*SOURCE MATERIAL*.
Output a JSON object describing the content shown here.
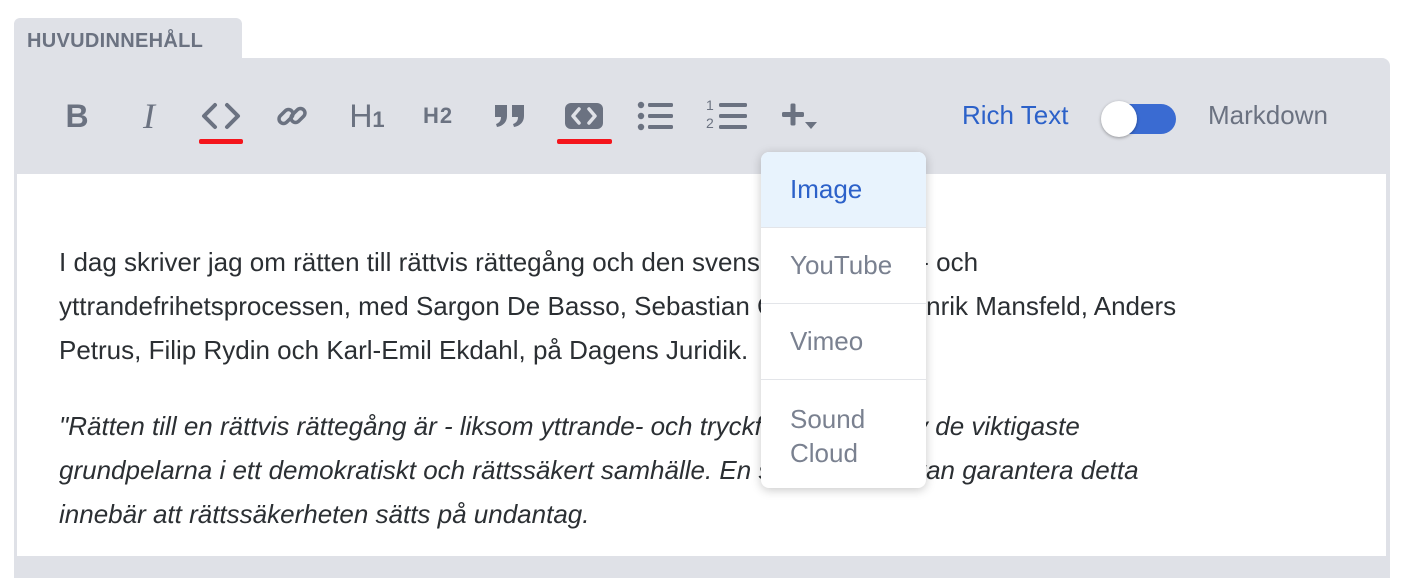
{
  "tab": {
    "label": "HUVUDINNEHÅLL"
  },
  "toolbar": {
    "buttons": [
      {
        "name": "bold",
        "icon": "bold-icon",
        "label": "B"
      },
      {
        "name": "italic",
        "icon": "italic-icon",
        "label": "I"
      },
      {
        "name": "code",
        "icon": "code-icon",
        "label": "<>"
      },
      {
        "name": "link",
        "icon": "link-icon"
      },
      {
        "name": "heading-1",
        "icon": "heading-1-icon",
        "label": "H",
        "sub": "1"
      },
      {
        "name": "heading-2",
        "icon": "heading-2-icon",
        "label": "H2"
      },
      {
        "name": "quote",
        "icon": "quote-icon"
      },
      {
        "name": "code-block",
        "icon": "code-block-icon"
      },
      {
        "name": "bulleted-list",
        "icon": "bulleted-list-icon"
      },
      {
        "name": "numbered-list",
        "icon": "numbered-list-icon",
        "n1": "1",
        "n2": "2"
      },
      {
        "name": "insert",
        "icon": "plus-dropdown-icon"
      }
    ],
    "mode_rich_text": "Rich Text",
    "mode_markdown": "Markdown",
    "toggle_state": "rich-text",
    "highlight_color": "#f4151c",
    "accent_color": "#3a6bd2"
  },
  "insert_menu": {
    "items": [
      {
        "label": "Image",
        "active": true
      },
      {
        "label": "YouTube",
        "active": false
      },
      {
        "label": "Vimeo",
        "active": false
      },
      {
        "label": "Sound Cloud",
        "line1": "Sound",
        "line2": "Cloud",
        "active": false
      }
    ]
  },
  "content": {
    "p1_lines": [
      "I dag skriver jag om rätten till rättvis rättegång och den svenska tryckfrihets- och",
      "yttrandefrihetsprocessen, med Sargon De Basso, Sebastian Cederman, Henrik Mansfeld, Anders",
      "Petrus, Filip Rydin och  Karl-Emil Ekdahl, på Dagens Juridik."
    ],
    "p2_lines": [
      "\"Rätten till en rättvis rättegång är - liksom yttrande- och tryckfriheten - en av de viktigaste",
      "grundpelarna i ett demokratiskt och rättssäkert samhälle. En stat som inte kan garantera detta",
      "innebär att rättssäkerheten sätts på undantag."
    ]
  }
}
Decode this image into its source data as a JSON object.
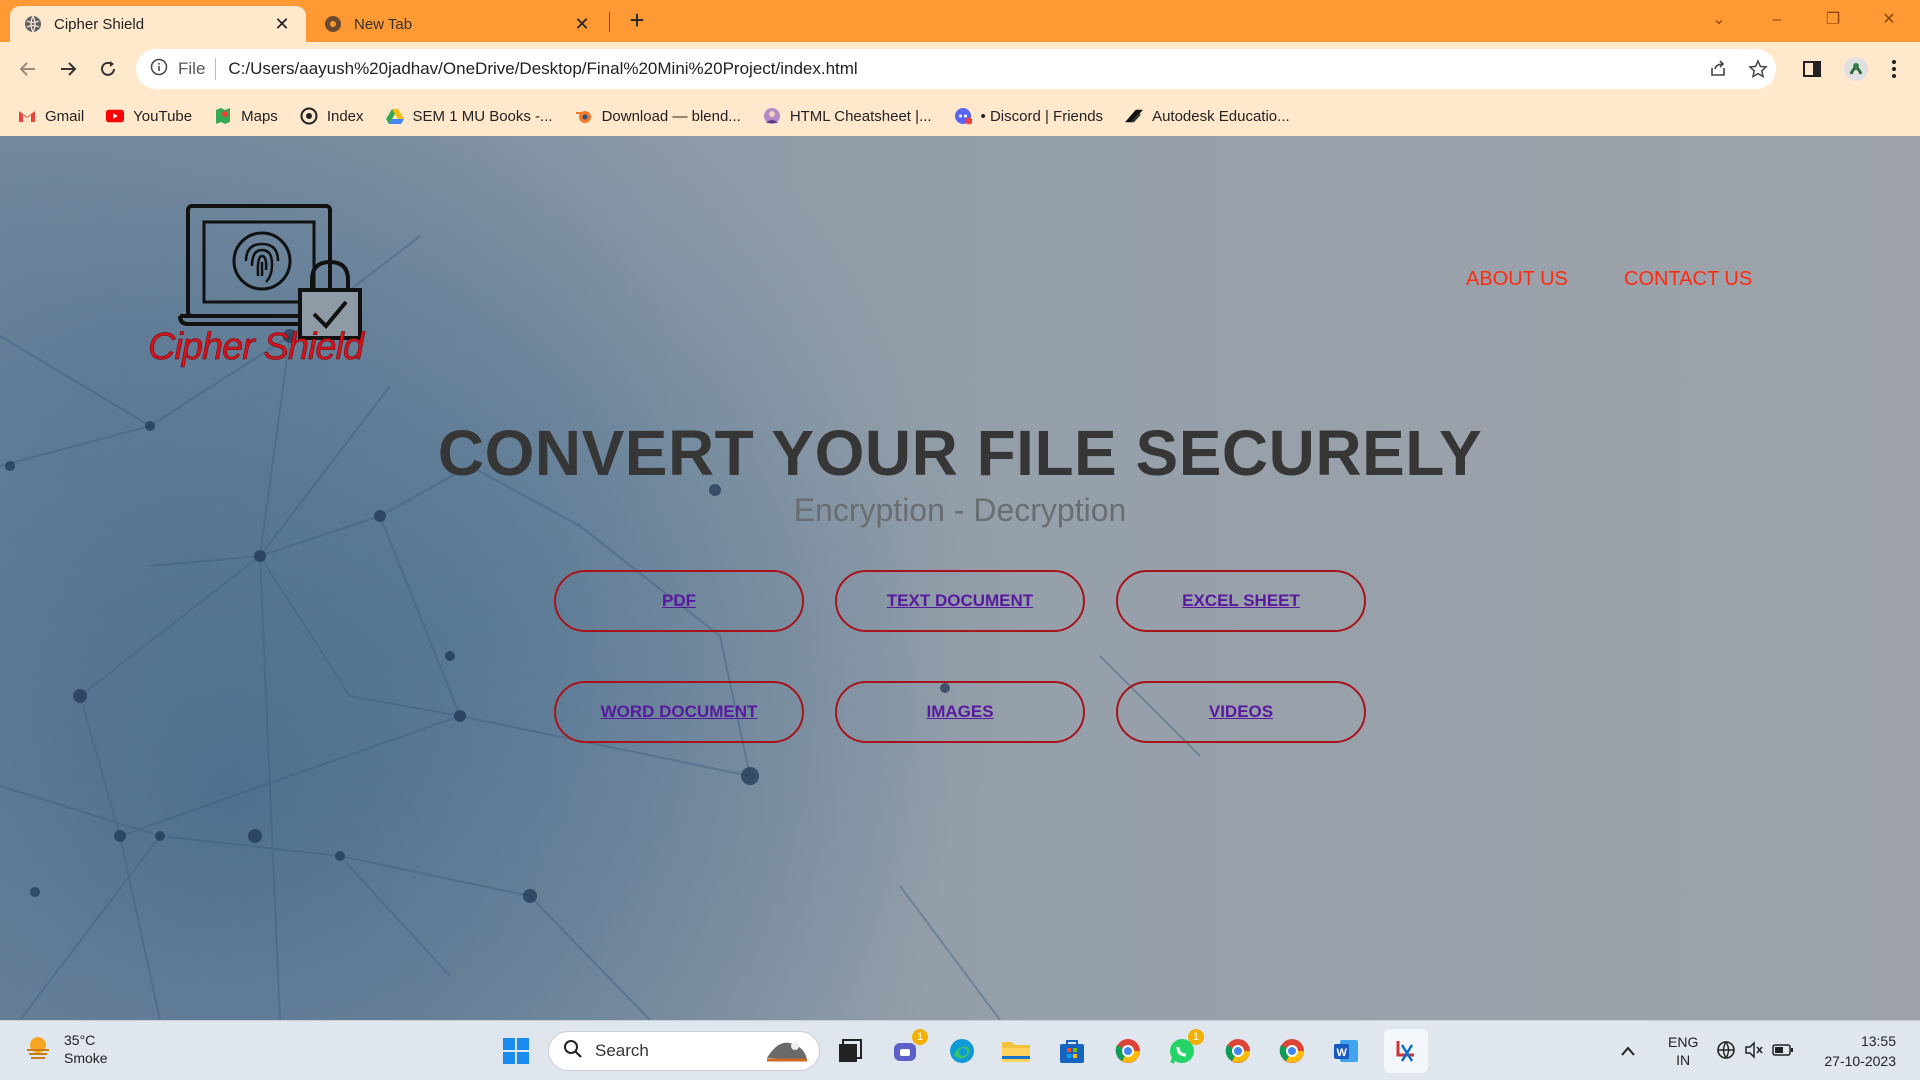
{
  "browser": {
    "tabs": [
      {
        "title": "Cipher Shield",
        "active": true
      },
      {
        "title": "New Tab",
        "active": false
      }
    ],
    "address": {
      "scheme_label": "File",
      "url": "C:/Users/aayush%20jadhav/OneDrive/Desktop/Final%20Mini%20Project/index.html"
    },
    "bookmarks": [
      {
        "label": "Gmail",
        "icon": "gmail-icon"
      },
      {
        "label": "YouTube",
        "icon": "youtube-icon"
      },
      {
        "label": "Maps",
        "icon": "maps-icon"
      },
      {
        "label": "Index",
        "icon": "index-icon"
      },
      {
        "label": "SEM 1 MU Books -...",
        "icon": "drive-icon"
      },
      {
        "label": "Download — blend...",
        "icon": "blender-icon"
      },
      {
        "label": "HTML Cheatsheet |...",
        "icon": "avatar-icon"
      },
      {
        "label": "• Discord | Friends",
        "icon": "discord-icon"
      },
      {
        "label": "Autodesk Educatio...",
        "icon": "autodesk-icon"
      }
    ]
  },
  "site": {
    "logo_text": "Cipher Shield",
    "nav": {
      "about": "ABOUT US",
      "contact": "CONTACT US"
    },
    "headline": "CONVERT YOUR FILE SECURELY",
    "subheadline": "Encryption - Decryption",
    "file_buttons": [
      "PDF",
      "TEXT DOCUMENT",
      "EXCEL SHEET",
      "WORD DOCUMENT",
      "IMAGES",
      "VIDEOS"
    ],
    "colors": {
      "brand_red": "#d4141c",
      "nav_red": "#ff2a10",
      "button_border": "#a8141c",
      "link_purple": "#5a1aa0",
      "headline": "#363636"
    }
  },
  "taskbar": {
    "weather": {
      "temp": "35°C",
      "condition": "Smoke"
    },
    "search_placeholder": "Search",
    "badges": {
      "teams": "1",
      "whatsapp": "1"
    },
    "tray": {
      "lang": "ENG",
      "region": "IN"
    },
    "clock": {
      "time": "13:55",
      "date": "27-10-2023"
    }
  }
}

*TASK DESCRIPTION*.
The listing above needs to be output again exactly. Don't include the pictures.

*REPLY*.
Output a JSON object describing the content shown here.
{
  "tab": {
    "label": "HUVUDINNEHÅLL"
  },
  "toolbar": {
    "buttons": [
      {
        "name": "bold",
        "icon": "bold-icon",
        "label": "B"
      },
      {
        "name": "italic",
        "icon": "italic-icon",
        "label": "I"
      },
      {
        "name": "code",
        "icon": "code-icon",
        "label": "<>"
      },
      {
        "name": "link",
        "icon": "link-icon"
      },
      {
        "name": "heading-1",
        "icon": "heading-1-icon",
        "label": "H",
        "sub": "1"
      },
      {
        "name": "heading-2",
        "icon": "heading-2-icon",
        "label": "H2"
      },
      {
        "name": "quote",
        "icon": "quote-icon"
      },
      {
        "name": "code-block",
        "icon": "code-block-icon"
      },
      {
        "name": "bulleted-list",
        "icon": "bulleted-list-icon"
      },
      {
        "name": "numbered-list",
        "icon": "numbered-list-icon",
        "n1": "1",
        "n2": "2"
      },
      {
        "name": "insert",
        "icon": "plus-dropdown-icon"
      }
    ],
    "mode_rich_text": "Rich Text",
    "mode_markdown": "Markdown",
    "toggle_state": "rich-text",
    "highlight_color": "#f4151c",
    "accent_color": "#3a6bd2"
  },
  "insert_menu": {
    "items": [
      {
        "label": "Image",
        "active": true
      },
      {
        "label": "YouTube",
        "active": false
      },
      {
        "label": "Vimeo",
        "active": false
      },
      {
        "label": "Sound Cloud",
        "line1": "Sound",
        "line2": "Cloud",
        "active": false
      }
    ]
  },
  "content": {
    "p1_lines": [
      "I dag skriver jag om rätten till rättvis rättegång och den svenska tryckfrihets- och",
      "yttrandefrihetsprocessen, med Sargon De Basso, Sebastian Cederman, Henrik Mansfeld, Anders",
      "Petrus, Filip Rydin och  Karl-Emil Ekdahl, på Dagens Juridik."
    ],
    "p2_lines": [
      "\"Rätten till en rättvis rättegång är - liksom yttrande- och tryckfriheten - en av de viktigaste",
      "grundpelarna i ett demokratiskt och rättssäkert samhälle. En stat som inte kan garantera detta",
      "innebär att rättssäkerheten sätts på undantag."
    ]
  }
}
Decode this image into its source data as a JSON object.
{
  "browser": {
    "tabs": [
      {
        "title": "Cipher Shield",
        "active": true
      },
      {
        "title": "New Tab",
        "active": false
      }
    ],
    "address": {
      "scheme_label": "File",
      "url": "C:/Users/aayush%20jadhav/OneDrive/Desktop/Final%20Mini%20Project/index.html"
    },
    "bookmarks": [
      {
        "label": "Gmail",
        "icon": "gmail-icon"
      },
      {
        "label": "YouTube",
        "icon": "youtube-icon"
      },
      {
        "label": "Maps",
        "icon": "maps-icon"
      },
      {
        "label": "Index",
        "icon": "index-icon"
      },
      {
        "label": "SEM 1 MU Books -...",
        "icon": "drive-icon"
      },
      {
        "label": "Download — blend...",
        "icon": "blender-icon"
      },
      {
        "label": "HTML Cheatsheet |...",
        "icon": "avatar-icon"
      },
      {
        "label": "• Discord | Friends",
        "icon": "discord-icon"
      },
      {
        "label": "Autodesk Educatio...",
        "icon": "autodesk-icon"
      }
    ]
  },
  "site": {
    "logo_text": "Cipher Shield",
    "nav": {
      "about": "ABOUT US",
      "contact": "CONTACT US"
    },
    "headline": "CONVERT YOUR FILE SECURELY",
    "subheadline": "Encryption - Decryption",
    "file_buttons": [
      "PDF",
      "TEXT DOCUMENT",
      "EXCEL SHEET",
      "WORD DOCUMENT",
      "IMAGES",
      "VIDEOS"
    ],
    "colors": {
      "brand_red": "#d4141c",
      "nav_red": "#ff2a10",
      "button_border": "#a8141c",
      "link_purple": "#5a1aa0",
      "headline": "#363636"
    }
  },
  "taskbar": {
    "weather": {
      "temp": "35°C",
      "condition": "Smoke"
    },
    "search_placeholder": "Search",
    "badges": {
      "teams": "1",
      "whatsapp": "1"
    },
    "tray": {
      "lang": "ENG",
      "region": "IN"
    },
    "clock": {
      "time": "13:55",
      "date": "27-10-2023"
    }
  }
}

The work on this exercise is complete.